- **Work instructions**:
Identify all lines below that hold "Total" and collect them.

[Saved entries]
↓↓↓

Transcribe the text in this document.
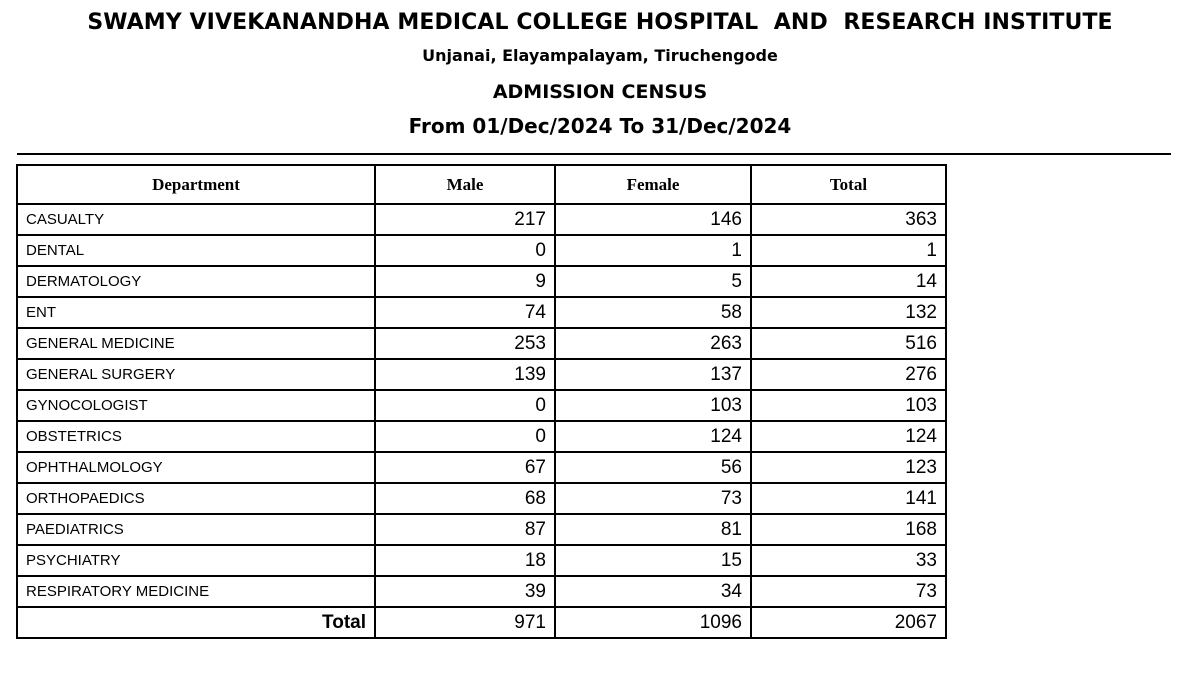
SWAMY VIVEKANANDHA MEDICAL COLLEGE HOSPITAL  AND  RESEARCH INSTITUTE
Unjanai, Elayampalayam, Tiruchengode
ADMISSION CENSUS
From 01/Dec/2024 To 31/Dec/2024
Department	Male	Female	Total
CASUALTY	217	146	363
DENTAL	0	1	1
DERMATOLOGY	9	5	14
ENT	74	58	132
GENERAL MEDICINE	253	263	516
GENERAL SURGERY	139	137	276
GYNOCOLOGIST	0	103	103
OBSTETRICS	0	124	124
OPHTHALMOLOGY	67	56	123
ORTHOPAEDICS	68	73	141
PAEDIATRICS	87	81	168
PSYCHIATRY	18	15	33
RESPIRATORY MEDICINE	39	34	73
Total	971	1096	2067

↑↑↑

- **Finished exercise**:
Department	Male	Female	Total
Total	971	1096	2067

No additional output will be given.